• [WHAT IS NEEDED]:
Only the number is wanted: how many lines in the data contain "responsabilità"?

• [DATA LISTING]:
==============================
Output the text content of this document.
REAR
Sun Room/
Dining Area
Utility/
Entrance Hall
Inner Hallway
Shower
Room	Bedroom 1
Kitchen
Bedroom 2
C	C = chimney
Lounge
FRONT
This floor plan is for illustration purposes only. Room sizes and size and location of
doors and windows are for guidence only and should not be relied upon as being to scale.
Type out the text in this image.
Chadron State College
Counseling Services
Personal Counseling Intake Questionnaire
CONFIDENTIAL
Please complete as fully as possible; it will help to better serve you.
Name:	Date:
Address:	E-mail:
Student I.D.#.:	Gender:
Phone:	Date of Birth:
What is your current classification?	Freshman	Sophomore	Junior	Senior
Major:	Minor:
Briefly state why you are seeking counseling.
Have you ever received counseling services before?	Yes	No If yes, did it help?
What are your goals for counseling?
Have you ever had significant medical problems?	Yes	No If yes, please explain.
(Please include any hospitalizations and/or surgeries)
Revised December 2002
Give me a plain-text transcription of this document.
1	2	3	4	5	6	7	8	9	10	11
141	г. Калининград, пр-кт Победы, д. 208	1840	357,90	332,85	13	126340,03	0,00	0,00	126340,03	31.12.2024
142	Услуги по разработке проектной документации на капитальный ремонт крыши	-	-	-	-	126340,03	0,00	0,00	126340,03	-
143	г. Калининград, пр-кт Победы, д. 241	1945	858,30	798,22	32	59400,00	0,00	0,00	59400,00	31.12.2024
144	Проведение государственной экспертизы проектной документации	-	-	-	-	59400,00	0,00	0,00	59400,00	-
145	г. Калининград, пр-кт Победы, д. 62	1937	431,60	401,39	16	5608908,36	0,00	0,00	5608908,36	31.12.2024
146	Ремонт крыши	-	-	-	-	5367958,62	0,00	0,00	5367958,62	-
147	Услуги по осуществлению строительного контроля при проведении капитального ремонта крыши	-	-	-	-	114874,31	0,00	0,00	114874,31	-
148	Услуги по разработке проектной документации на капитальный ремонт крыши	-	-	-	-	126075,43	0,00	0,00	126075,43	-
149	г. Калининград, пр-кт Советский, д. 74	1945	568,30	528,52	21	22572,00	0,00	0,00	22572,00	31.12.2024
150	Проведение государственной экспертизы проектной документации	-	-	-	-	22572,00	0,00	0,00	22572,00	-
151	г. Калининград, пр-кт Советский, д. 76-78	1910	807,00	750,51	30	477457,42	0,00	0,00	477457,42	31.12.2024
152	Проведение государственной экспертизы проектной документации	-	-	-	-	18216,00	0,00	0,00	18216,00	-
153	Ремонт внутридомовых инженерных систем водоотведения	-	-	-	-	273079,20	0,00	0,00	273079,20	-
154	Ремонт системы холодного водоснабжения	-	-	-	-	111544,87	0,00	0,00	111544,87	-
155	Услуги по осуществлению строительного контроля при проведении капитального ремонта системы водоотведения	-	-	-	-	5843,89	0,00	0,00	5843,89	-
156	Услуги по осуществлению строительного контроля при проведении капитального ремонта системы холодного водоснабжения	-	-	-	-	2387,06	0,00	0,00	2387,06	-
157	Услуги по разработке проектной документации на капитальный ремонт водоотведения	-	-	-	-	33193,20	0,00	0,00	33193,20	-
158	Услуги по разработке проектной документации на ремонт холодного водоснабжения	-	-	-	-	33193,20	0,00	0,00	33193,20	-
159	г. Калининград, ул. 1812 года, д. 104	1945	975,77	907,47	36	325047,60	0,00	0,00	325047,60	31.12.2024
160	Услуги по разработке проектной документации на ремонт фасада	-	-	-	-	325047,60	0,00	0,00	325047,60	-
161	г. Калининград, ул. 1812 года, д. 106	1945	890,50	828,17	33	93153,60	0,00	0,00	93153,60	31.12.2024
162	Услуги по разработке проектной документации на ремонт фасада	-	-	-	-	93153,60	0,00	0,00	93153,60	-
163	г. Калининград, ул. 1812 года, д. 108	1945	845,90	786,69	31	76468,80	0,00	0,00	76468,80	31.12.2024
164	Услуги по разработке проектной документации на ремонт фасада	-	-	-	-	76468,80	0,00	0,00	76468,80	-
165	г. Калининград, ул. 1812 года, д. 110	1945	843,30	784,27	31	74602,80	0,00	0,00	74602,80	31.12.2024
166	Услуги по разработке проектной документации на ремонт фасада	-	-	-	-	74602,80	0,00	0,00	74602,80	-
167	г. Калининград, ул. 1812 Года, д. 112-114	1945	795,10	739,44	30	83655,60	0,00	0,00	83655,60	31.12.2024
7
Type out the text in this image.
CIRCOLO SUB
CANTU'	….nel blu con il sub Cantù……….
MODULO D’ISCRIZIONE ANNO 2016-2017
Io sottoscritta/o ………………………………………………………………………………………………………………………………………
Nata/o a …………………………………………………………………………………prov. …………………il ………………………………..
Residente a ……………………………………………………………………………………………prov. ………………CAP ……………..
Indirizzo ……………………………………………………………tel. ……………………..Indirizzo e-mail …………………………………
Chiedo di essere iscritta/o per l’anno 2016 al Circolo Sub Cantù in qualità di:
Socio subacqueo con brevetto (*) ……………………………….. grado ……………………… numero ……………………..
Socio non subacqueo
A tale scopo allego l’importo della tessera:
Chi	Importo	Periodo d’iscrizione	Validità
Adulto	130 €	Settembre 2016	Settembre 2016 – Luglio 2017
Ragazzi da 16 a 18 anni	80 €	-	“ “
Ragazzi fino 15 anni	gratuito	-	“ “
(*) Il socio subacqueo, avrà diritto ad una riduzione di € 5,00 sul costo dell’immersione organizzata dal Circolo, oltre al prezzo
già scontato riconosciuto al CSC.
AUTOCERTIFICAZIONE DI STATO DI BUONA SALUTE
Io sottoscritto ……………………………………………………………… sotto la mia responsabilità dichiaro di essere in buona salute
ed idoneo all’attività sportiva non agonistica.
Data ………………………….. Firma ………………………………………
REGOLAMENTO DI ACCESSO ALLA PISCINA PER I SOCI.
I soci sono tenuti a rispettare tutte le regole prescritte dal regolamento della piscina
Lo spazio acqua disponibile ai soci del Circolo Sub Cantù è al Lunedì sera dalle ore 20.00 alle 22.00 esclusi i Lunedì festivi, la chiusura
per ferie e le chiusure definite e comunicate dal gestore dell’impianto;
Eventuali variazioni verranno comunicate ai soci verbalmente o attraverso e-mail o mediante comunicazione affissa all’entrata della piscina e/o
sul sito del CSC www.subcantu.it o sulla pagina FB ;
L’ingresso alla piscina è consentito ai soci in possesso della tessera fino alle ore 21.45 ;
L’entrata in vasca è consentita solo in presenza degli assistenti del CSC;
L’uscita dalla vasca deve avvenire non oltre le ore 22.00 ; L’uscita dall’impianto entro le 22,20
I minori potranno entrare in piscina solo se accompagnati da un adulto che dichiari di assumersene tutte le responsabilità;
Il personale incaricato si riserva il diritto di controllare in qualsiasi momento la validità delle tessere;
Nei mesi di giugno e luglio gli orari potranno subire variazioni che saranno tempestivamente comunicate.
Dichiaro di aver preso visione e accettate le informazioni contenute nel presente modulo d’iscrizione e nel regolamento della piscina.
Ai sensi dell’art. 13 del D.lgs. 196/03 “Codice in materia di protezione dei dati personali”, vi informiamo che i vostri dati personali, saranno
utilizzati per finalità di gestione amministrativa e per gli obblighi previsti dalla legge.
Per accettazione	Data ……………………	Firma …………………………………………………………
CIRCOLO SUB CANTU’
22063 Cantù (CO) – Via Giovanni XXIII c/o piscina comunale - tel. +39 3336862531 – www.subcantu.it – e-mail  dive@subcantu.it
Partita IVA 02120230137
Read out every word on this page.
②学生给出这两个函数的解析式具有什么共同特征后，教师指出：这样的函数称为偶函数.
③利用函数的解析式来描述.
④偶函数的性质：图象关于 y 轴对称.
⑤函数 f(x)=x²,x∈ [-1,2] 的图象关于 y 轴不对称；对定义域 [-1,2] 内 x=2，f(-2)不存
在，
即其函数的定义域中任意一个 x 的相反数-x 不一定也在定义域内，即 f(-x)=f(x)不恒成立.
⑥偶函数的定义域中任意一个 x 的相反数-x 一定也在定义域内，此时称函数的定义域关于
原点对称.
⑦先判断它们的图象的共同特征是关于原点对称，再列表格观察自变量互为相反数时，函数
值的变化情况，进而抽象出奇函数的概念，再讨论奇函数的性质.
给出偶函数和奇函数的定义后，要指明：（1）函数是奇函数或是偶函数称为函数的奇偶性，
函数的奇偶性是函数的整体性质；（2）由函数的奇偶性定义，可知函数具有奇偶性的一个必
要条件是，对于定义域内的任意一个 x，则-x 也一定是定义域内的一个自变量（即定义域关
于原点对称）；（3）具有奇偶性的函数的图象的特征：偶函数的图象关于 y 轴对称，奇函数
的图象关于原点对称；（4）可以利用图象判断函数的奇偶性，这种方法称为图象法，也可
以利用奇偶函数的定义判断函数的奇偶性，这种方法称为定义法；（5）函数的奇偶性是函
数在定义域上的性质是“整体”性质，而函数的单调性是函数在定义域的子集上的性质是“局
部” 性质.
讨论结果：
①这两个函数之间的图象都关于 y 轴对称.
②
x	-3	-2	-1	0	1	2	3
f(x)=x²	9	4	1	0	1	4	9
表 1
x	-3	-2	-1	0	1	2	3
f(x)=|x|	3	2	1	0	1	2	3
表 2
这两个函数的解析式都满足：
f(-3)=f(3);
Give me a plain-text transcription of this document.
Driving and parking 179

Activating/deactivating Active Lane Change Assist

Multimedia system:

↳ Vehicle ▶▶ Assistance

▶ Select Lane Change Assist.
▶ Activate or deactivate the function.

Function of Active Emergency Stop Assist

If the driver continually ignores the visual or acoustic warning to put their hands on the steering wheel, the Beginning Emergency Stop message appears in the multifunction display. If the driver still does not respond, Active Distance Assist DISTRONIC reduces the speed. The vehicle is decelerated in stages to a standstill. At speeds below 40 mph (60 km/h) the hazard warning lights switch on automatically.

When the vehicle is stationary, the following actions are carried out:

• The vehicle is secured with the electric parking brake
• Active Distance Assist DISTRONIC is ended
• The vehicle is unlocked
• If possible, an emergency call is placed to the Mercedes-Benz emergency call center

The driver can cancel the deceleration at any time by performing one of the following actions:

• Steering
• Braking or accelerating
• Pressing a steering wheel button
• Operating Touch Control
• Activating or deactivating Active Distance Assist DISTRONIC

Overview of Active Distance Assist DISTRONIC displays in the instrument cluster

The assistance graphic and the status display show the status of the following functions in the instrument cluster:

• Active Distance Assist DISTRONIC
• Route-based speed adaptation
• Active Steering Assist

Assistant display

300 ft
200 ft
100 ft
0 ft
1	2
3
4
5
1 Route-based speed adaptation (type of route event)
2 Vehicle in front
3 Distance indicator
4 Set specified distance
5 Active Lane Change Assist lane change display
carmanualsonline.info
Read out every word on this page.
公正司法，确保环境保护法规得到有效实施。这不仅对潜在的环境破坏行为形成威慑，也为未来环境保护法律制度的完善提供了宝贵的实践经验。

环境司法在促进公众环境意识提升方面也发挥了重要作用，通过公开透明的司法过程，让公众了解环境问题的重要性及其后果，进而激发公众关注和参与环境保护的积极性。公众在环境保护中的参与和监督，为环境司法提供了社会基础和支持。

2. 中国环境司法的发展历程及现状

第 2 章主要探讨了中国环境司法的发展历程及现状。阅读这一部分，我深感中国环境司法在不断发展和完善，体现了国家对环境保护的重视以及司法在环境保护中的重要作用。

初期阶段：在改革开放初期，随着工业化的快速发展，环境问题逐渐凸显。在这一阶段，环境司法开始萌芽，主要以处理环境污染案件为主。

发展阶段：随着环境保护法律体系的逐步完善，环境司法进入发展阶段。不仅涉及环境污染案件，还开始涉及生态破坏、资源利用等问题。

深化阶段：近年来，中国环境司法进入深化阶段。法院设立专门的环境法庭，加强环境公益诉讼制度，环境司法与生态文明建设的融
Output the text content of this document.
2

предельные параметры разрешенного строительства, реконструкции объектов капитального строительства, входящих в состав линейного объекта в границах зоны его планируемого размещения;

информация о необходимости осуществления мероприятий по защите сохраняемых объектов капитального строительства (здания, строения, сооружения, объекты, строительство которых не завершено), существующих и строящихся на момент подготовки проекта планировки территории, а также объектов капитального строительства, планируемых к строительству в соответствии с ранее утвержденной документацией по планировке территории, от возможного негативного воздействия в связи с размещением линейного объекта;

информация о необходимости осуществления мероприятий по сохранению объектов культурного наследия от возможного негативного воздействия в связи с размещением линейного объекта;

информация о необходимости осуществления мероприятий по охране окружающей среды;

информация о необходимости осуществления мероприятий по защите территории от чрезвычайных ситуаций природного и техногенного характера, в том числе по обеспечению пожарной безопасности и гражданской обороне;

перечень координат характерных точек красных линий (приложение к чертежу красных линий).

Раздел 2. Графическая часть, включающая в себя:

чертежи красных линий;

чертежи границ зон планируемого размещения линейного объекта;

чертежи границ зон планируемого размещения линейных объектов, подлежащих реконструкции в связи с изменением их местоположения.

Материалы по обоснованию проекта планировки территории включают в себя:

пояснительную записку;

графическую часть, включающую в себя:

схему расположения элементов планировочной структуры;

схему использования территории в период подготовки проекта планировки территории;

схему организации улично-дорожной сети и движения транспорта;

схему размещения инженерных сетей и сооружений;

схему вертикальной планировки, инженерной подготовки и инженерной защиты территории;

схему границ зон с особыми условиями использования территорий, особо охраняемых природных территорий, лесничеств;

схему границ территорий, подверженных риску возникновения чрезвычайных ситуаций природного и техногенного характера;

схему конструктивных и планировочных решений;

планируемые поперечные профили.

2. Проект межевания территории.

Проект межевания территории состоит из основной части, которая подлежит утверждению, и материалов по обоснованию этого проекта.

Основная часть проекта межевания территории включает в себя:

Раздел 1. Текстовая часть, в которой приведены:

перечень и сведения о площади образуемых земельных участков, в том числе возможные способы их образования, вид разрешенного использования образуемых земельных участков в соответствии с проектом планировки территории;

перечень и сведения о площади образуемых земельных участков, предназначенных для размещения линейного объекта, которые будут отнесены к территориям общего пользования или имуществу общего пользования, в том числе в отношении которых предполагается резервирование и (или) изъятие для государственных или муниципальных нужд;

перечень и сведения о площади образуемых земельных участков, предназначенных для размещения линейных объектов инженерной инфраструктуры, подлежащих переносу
==============================
• [FULL ANSWER]:
2